— Begin Data to use —
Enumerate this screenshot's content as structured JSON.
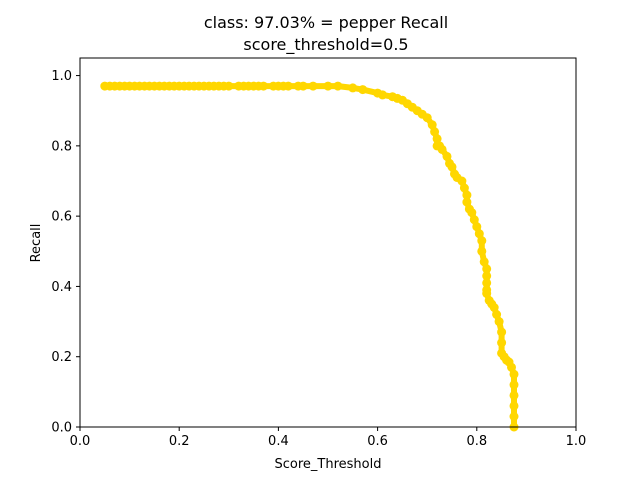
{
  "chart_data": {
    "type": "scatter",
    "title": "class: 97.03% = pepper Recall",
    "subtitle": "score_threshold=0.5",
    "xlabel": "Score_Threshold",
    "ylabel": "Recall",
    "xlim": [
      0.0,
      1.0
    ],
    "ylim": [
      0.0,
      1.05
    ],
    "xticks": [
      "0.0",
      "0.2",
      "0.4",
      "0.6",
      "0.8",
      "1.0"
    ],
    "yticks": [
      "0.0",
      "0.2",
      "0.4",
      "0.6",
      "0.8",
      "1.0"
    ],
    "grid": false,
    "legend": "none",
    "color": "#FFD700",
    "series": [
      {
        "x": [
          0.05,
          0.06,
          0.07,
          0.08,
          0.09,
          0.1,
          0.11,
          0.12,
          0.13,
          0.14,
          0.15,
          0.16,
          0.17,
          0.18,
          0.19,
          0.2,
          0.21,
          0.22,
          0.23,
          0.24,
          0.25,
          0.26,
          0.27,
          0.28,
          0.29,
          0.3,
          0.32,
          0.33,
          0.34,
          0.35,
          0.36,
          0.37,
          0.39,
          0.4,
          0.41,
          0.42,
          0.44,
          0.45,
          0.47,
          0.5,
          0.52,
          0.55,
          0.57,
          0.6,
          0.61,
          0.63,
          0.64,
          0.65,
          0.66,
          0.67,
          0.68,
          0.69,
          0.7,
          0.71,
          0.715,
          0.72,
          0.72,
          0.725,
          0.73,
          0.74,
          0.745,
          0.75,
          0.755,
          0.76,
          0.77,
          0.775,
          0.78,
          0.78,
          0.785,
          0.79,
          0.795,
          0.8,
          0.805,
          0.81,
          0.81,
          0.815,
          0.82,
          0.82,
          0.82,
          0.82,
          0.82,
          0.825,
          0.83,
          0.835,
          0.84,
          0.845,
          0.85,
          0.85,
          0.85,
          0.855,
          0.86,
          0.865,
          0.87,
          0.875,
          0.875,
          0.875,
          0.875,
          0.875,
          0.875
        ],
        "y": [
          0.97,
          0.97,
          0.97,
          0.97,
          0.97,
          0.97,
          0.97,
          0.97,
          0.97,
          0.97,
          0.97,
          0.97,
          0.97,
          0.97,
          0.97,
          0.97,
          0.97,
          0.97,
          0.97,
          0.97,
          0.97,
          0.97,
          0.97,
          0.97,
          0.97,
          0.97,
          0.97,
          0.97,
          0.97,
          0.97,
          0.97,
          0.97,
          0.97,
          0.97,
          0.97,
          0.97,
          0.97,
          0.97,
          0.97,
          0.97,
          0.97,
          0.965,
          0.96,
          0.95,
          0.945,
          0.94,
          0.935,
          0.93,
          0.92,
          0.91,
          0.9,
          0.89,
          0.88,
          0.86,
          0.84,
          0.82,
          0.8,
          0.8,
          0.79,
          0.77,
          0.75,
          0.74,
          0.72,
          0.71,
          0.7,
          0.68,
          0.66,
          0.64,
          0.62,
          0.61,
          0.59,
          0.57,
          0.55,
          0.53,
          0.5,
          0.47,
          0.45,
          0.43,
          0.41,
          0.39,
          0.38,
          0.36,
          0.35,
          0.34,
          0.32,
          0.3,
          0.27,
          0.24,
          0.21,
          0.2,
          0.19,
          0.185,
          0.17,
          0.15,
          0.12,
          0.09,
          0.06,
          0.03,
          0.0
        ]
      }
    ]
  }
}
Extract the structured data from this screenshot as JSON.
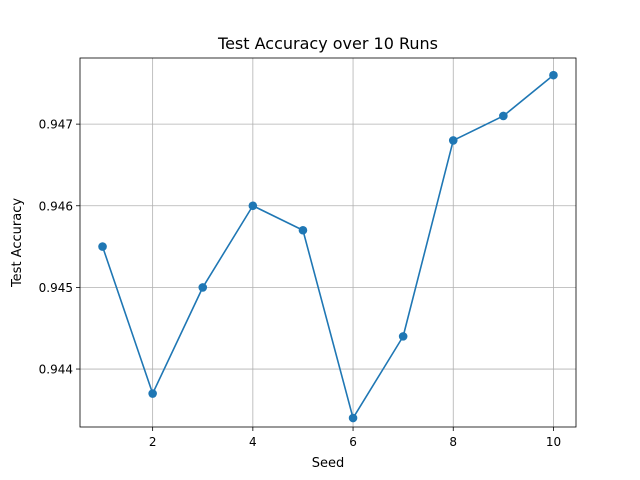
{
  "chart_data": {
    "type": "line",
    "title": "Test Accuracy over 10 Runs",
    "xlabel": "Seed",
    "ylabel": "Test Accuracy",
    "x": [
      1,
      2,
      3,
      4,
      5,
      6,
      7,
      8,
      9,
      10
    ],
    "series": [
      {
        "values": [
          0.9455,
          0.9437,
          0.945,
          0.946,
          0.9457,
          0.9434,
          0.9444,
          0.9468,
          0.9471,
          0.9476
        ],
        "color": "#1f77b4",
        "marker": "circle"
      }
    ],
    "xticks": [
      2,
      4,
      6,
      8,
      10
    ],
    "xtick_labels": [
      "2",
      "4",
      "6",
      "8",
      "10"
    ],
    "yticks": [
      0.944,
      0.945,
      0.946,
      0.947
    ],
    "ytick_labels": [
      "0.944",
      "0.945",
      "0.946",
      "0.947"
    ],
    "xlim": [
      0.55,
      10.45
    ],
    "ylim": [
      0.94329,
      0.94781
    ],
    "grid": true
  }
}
— End Data to use —
Required work:
Among the lines of the data, identify those with the word "structured". Copy each of them.

Expected output:
Enumerate this screenshot's content as structured JSON.
Extract the structured data from this screenshot as JSON.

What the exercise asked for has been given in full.